Start of PROVIDED RECORDS

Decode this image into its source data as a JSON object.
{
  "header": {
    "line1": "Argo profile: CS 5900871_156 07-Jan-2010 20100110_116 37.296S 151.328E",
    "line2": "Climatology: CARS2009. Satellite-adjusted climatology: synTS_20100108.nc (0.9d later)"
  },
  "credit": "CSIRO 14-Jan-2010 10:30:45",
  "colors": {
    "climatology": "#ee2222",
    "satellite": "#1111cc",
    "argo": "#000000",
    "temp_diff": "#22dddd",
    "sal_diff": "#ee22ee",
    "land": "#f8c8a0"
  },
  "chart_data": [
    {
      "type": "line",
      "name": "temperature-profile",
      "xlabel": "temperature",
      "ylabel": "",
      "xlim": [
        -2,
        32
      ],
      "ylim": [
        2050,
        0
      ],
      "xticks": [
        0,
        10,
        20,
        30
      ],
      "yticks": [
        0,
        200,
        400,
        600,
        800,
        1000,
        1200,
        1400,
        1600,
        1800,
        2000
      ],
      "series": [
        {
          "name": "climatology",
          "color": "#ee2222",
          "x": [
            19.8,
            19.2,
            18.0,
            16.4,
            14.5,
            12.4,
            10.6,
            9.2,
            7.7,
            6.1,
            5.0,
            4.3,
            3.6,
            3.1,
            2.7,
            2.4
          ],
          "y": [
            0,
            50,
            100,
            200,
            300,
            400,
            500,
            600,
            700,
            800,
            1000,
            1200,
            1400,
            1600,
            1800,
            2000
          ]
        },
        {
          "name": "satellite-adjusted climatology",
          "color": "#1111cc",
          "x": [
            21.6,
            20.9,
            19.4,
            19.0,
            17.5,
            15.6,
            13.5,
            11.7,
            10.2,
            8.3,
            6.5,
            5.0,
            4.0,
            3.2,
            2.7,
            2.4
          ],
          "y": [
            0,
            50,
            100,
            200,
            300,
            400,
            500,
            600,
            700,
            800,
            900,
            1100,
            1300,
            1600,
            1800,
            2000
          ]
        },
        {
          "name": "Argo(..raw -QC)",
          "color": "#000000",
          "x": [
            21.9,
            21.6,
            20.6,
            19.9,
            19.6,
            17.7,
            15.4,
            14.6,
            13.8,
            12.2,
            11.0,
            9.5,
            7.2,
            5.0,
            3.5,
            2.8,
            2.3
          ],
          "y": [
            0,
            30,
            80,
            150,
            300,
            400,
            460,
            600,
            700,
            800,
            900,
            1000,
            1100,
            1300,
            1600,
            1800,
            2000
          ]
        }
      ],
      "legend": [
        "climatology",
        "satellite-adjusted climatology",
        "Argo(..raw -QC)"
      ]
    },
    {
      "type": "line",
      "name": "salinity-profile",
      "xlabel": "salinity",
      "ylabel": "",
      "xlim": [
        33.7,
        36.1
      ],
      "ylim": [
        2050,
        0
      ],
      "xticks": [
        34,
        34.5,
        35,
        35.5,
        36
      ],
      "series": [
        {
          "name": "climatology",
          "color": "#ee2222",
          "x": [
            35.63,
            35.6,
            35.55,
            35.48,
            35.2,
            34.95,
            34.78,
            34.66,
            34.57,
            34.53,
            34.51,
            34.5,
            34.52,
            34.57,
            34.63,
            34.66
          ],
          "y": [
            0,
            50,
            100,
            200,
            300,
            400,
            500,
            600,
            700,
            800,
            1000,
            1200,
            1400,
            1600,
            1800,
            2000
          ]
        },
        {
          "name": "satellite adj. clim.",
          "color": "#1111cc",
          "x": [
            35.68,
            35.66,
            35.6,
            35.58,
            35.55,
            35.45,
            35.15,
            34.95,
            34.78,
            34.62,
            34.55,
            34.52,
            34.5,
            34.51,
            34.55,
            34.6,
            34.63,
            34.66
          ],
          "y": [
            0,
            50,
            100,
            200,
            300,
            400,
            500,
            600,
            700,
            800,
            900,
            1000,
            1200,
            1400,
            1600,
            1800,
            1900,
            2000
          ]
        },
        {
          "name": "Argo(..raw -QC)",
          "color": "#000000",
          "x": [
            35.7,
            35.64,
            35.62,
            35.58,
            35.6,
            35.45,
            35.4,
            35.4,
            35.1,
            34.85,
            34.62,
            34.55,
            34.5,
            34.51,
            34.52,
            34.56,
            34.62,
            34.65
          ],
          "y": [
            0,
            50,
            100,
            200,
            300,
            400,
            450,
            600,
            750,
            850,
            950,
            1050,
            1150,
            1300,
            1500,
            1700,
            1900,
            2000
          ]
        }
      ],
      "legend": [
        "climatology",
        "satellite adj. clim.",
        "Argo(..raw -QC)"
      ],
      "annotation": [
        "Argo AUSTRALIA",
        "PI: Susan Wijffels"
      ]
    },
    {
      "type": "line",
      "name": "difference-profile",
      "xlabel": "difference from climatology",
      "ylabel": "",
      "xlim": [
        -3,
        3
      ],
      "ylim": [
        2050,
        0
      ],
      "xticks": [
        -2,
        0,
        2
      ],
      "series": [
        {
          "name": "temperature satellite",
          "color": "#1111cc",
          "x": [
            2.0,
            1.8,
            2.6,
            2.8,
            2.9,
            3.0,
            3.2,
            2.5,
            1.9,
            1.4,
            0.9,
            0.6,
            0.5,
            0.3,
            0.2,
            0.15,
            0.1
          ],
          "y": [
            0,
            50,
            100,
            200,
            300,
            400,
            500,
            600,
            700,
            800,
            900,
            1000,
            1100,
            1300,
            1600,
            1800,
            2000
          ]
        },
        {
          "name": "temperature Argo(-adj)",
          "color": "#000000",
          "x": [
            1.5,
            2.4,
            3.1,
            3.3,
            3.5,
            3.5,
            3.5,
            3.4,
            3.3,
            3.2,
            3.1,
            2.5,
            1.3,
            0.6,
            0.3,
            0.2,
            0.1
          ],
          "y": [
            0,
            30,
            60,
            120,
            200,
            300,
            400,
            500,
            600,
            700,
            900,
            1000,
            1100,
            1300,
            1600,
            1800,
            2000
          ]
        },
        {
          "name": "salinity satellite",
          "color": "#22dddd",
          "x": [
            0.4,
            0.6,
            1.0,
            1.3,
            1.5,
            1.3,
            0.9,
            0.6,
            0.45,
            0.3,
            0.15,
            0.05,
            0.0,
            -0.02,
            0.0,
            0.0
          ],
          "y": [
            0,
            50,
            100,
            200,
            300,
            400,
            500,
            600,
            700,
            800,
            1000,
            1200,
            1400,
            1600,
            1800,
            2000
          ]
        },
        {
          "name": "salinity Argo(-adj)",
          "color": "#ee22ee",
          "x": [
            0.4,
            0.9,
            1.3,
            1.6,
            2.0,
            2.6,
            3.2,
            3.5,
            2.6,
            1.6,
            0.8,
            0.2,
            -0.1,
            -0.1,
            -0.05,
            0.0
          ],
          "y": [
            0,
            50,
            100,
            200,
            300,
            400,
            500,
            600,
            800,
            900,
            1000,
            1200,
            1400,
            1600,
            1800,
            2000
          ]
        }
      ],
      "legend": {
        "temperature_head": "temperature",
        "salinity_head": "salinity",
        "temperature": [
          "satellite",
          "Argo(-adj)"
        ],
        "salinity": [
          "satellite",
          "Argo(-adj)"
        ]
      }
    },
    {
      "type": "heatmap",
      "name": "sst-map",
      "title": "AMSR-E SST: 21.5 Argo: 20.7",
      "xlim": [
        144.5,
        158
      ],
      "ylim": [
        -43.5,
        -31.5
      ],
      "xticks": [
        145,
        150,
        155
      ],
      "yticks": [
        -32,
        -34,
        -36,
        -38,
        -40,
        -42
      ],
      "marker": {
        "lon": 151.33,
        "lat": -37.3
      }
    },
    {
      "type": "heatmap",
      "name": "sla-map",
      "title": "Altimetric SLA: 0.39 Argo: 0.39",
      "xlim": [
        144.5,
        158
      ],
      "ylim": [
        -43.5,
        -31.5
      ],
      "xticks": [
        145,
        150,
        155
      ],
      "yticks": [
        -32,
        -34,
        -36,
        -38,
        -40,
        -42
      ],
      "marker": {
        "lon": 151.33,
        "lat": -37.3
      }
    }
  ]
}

End of PROVIDED RECORDS

### REQUIRED WORK
Pull out each line of the listing that holds the string "adjusted".

### EXPECTED ANSWER
    "line2": "Climatology: CARS2009. Satellite-adjusted climatology: synTS_20100108.nc (0.9d later)"
          "name": "satellite-adjusted climatology",
        "satellite-adjusted climatology",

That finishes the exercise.